- _Records from a collection_
....
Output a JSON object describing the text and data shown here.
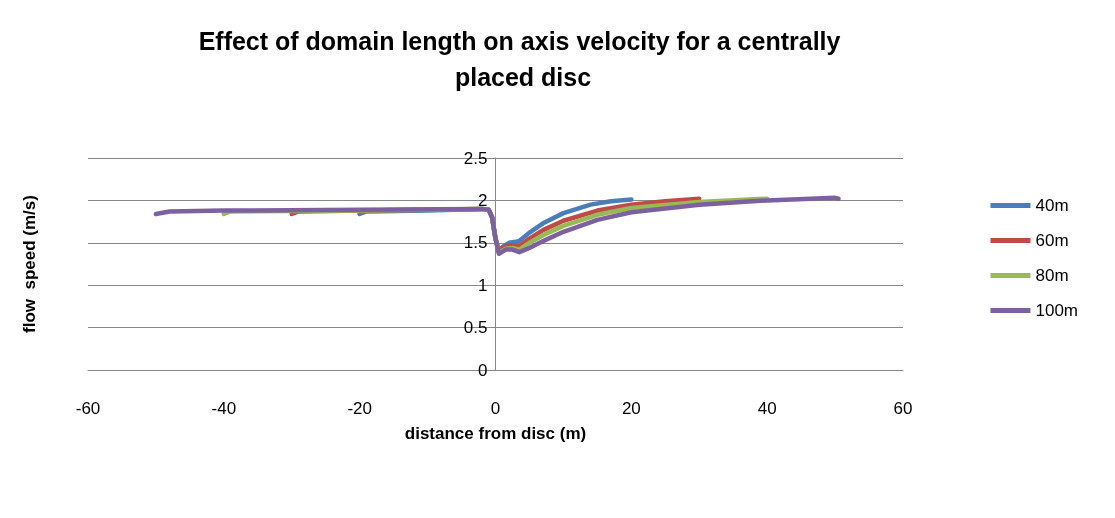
{
  "chart_data": {
    "type": "line",
    "title": "Effect of domain length on axis velocity for a centrally placed disc",
    "xlabel": "distance from disc (m)",
    "ylabel": "flow  speed (m/s)",
    "xlim": [
      -60,
      60
    ],
    "xticks": [
      -60,
      -40,
      -20,
      0,
      20,
      40,
      60
    ],
    "ylim": [
      0,
      2.5
    ],
    "yticks": [
      0,
      0.5,
      1,
      1.5,
      2,
      2.5
    ],
    "grid": "y",
    "legend": "right",
    "marker": "none",
    "line_style": "solid",
    "series": [
      {
        "name": "40m",
        "color": "#4a7ebb",
        "x": [
          -20,
          -19,
          -10,
          -2,
          -1,
          -0.5,
          0,
          0.5,
          1,
          2,
          3.5,
          5,
          7,
          10,
          14,
          17,
          20
        ],
        "values": [
          1.84,
          1.87,
          1.88,
          1.9,
          1.89,
          1.8,
          1.55,
          1.4,
          1.45,
          1.5,
          1.52,
          1.62,
          1.73,
          1.85,
          1.95,
          1.99,
          2.01
        ]
      },
      {
        "name": "60m",
        "color": "#be4b48",
        "x": [
          -30,
          -29,
          -20,
          -10,
          -2,
          -1,
          -0.5,
          0,
          0.5,
          1,
          2,
          3.5,
          5,
          7,
          10,
          15,
          20,
          25,
          30
        ],
        "values": [
          1.84,
          1.87,
          1.88,
          1.89,
          1.9,
          1.89,
          1.8,
          1.55,
          1.39,
          1.44,
          1.47,
          1.46,
          1.55,
          1.65,
          1.76,
          1.88,
          1.95,
          1.99,
          2.02
        ]
      },
      {
        "name": "80m",
        "color": "#98b954",
        "x": [
          -40,
          -39,
          -20,
          -10,
          -2,
          -1,
          -0.5,
          0,
          0.5,
          1.5,
          2.5,
          3.5,
          5,
          7,
          10,
          15,
          20,
          30,
          40
        ],
        "values": [
          1.84,
          1.87,
          1.88,
          1.89,
          1.9,
          1.89,
          1.8,
          1.55,
          1.38,
          1.43,
          1.44,
          1.42,
          1.5,
          1.59,
          1.7,
          1.83,
          1.91,
          1.98,
          2.02
        ]
      },
      {
        "name": "100m",
        "color": "#7d60a0",
        "x": [
          -50,
          -48,
          -40,
          -20,
          -2,
          -1,
          -0.5,
          0,
          0.5,
          1.5,
          2.5,
          3.5,
          5,
          7,
          10,
          15,
          20,
          30,
          40,
          50,
          50.5
        ],
        "values": [
          1.84,
          1.87,
          1.88,
          1.89,
          1.9,
          1.89,
          1.8,
          1.55,
          1.37,
          1.42,
          1.42,
          1.39,
          1.44,
          1.52,
          1.63,
          1.77,
          1.86,
          1.95,
          2.0,
          2.03,
          2.02
        ]
      }
    ]
  }
}
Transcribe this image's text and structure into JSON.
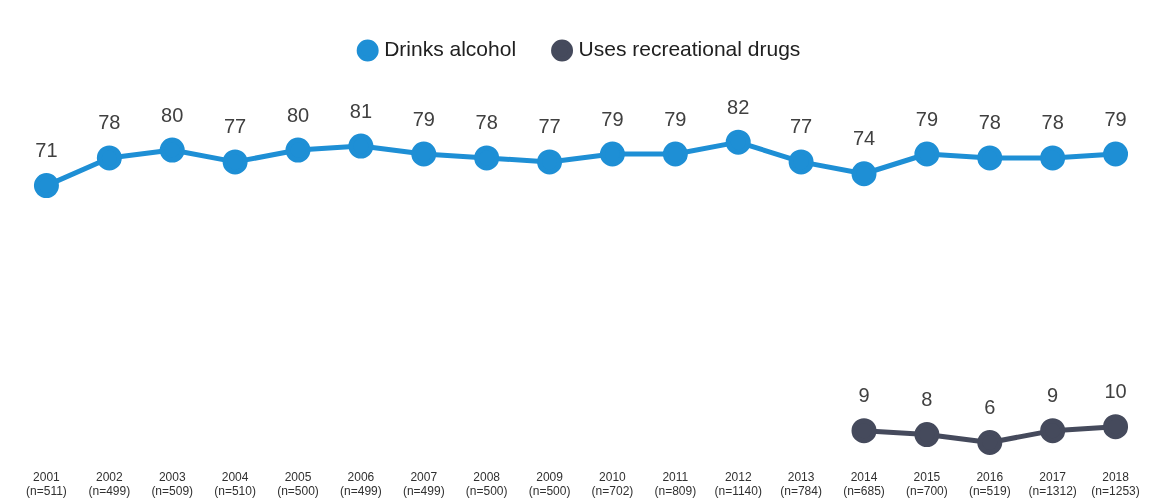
....
Filter the listing above for the string "color" and copy every matching line.

- _Exercise output_
        "color": "#4a7ebb",
        "color": "#be4b48",
        "color": "#98b954",
        "color": "#7d60a0",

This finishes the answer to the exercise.